What you should do:
Look through the material and copy each line holding "title".
───── Records provided
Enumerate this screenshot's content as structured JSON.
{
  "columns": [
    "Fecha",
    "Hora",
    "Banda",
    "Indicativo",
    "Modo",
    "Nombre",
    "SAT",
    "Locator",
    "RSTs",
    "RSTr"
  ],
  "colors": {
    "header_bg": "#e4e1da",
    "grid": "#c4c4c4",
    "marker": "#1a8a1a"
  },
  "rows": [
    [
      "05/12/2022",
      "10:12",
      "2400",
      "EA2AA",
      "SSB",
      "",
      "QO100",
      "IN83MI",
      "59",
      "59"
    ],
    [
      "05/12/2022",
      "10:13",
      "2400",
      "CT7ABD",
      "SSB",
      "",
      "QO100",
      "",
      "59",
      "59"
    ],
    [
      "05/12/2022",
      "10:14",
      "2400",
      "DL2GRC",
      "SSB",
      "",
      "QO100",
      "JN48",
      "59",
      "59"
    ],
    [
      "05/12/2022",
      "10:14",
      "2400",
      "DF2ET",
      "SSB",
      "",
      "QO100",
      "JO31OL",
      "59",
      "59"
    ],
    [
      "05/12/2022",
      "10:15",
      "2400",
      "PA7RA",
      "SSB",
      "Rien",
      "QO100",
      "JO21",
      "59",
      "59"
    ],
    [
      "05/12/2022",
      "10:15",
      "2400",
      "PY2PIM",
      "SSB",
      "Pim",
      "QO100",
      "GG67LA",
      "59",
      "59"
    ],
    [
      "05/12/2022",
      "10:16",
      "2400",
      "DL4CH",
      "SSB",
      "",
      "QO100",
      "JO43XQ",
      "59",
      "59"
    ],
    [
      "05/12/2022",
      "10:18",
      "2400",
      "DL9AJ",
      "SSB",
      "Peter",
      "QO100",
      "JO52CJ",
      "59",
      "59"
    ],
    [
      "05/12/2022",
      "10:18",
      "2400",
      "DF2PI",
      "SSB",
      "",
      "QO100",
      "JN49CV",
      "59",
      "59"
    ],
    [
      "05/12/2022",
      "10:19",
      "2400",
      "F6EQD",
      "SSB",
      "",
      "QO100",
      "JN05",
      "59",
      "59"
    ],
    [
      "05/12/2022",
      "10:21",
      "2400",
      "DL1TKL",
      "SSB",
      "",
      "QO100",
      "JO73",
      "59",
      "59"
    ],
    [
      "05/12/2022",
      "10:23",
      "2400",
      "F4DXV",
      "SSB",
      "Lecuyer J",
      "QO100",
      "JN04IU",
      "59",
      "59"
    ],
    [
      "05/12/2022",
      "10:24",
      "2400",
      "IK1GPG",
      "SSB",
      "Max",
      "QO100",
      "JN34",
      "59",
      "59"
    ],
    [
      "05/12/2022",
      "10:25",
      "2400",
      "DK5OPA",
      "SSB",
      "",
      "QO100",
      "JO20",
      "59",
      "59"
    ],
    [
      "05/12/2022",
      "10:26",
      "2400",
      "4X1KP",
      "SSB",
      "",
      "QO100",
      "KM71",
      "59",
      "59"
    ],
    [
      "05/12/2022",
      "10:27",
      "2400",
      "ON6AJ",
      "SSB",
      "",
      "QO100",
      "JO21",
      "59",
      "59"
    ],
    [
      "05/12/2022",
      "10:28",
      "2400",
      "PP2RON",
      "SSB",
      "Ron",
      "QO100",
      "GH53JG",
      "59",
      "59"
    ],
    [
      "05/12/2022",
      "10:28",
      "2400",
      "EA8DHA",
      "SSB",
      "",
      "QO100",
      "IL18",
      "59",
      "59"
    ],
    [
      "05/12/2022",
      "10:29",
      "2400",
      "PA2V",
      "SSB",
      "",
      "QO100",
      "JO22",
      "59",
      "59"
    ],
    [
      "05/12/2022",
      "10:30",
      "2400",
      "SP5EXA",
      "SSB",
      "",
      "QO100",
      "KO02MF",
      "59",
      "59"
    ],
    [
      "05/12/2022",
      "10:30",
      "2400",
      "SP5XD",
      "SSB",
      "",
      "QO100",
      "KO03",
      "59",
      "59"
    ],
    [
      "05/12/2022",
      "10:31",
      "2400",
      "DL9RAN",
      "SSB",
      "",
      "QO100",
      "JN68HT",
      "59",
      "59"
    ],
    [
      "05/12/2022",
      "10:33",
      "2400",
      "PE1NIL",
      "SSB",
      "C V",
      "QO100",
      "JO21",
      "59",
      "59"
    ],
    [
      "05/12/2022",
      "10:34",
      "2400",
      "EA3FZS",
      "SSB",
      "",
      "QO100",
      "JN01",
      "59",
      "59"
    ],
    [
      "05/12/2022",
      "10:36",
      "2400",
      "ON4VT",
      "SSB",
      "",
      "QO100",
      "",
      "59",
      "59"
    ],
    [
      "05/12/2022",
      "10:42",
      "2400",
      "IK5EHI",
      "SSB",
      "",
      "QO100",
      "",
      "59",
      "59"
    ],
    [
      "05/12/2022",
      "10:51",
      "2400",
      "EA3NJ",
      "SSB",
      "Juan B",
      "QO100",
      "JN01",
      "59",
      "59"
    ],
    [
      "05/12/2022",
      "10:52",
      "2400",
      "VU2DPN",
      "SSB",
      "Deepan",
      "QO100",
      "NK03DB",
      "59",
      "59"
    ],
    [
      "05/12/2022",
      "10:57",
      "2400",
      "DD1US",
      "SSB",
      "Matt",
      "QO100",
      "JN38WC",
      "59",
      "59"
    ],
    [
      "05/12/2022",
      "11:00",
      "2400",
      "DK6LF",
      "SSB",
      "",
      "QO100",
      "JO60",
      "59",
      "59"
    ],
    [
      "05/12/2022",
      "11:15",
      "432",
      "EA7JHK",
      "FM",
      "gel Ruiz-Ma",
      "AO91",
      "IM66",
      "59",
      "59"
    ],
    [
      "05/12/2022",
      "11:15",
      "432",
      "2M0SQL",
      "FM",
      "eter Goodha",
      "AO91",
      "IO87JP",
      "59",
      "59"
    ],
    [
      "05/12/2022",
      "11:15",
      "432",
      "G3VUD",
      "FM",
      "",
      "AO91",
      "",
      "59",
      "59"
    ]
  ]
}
──────────
───── Records provided
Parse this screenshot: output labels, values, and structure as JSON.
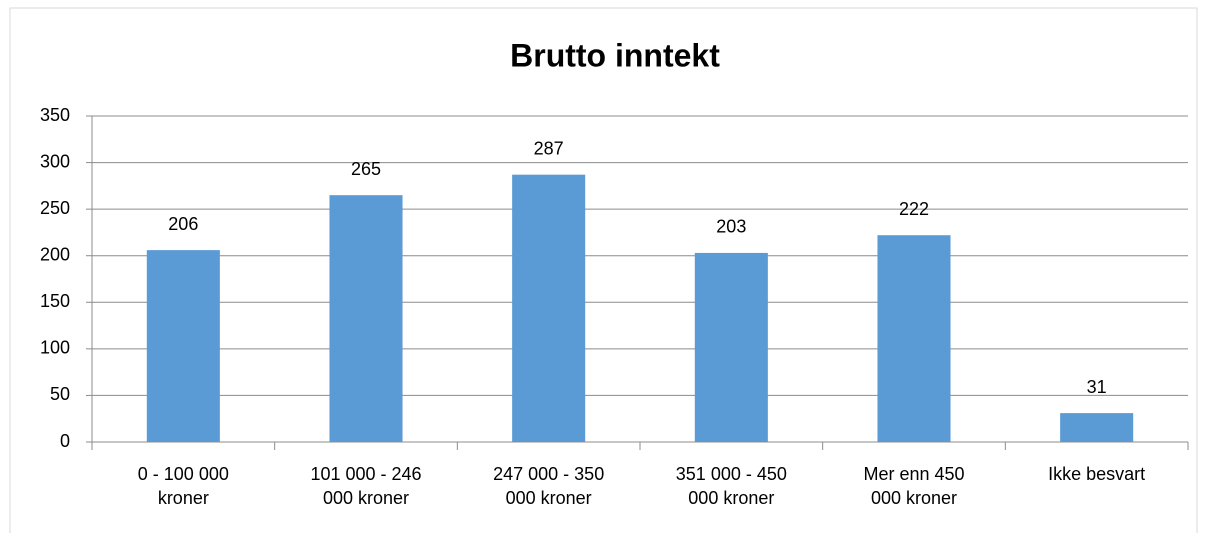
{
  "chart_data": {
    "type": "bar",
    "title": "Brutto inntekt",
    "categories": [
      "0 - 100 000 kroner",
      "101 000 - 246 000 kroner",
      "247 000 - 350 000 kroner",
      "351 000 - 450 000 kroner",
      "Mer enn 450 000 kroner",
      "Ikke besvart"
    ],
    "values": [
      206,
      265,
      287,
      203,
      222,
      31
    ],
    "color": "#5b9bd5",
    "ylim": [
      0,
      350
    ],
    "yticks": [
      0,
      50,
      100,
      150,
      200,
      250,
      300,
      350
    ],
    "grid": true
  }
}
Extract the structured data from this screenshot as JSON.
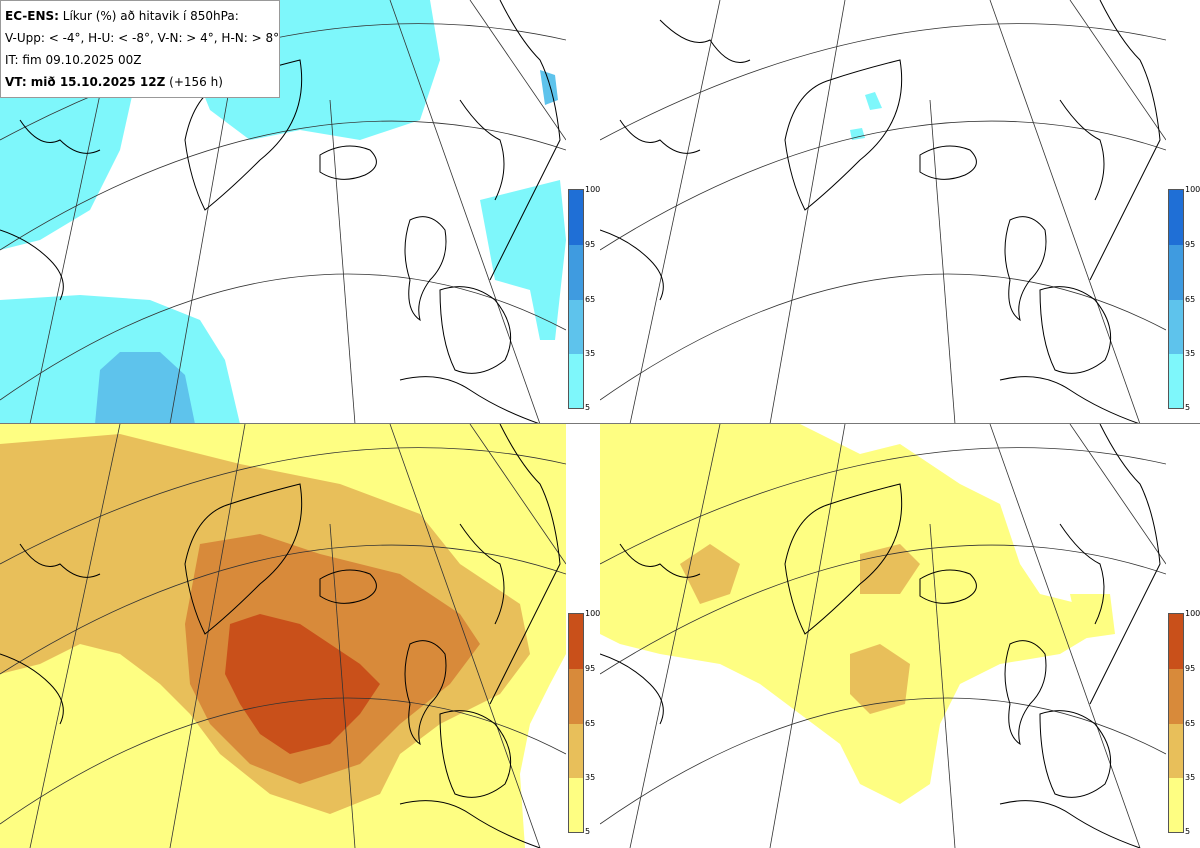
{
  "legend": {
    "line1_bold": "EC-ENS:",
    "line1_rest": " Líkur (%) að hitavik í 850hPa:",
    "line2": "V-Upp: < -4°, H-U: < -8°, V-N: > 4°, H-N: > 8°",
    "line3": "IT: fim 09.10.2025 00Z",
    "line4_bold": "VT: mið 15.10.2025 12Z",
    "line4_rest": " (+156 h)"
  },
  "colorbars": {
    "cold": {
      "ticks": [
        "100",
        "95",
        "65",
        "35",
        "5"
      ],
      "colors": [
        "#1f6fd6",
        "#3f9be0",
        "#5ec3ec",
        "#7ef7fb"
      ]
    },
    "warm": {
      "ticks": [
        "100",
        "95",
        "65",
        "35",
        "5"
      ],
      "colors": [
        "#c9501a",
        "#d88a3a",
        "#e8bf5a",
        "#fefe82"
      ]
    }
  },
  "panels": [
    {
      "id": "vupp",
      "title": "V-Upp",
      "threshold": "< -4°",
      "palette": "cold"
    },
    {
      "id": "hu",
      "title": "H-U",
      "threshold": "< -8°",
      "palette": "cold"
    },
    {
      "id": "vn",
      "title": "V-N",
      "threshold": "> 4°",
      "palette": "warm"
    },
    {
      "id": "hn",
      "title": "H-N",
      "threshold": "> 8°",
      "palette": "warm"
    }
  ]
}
──────────
Answer below:
    "title": "Brutto inntekt",
      "title": "V-Upp",
      "title": "H-U",
      "title": "V-N",
      "title": "H-N",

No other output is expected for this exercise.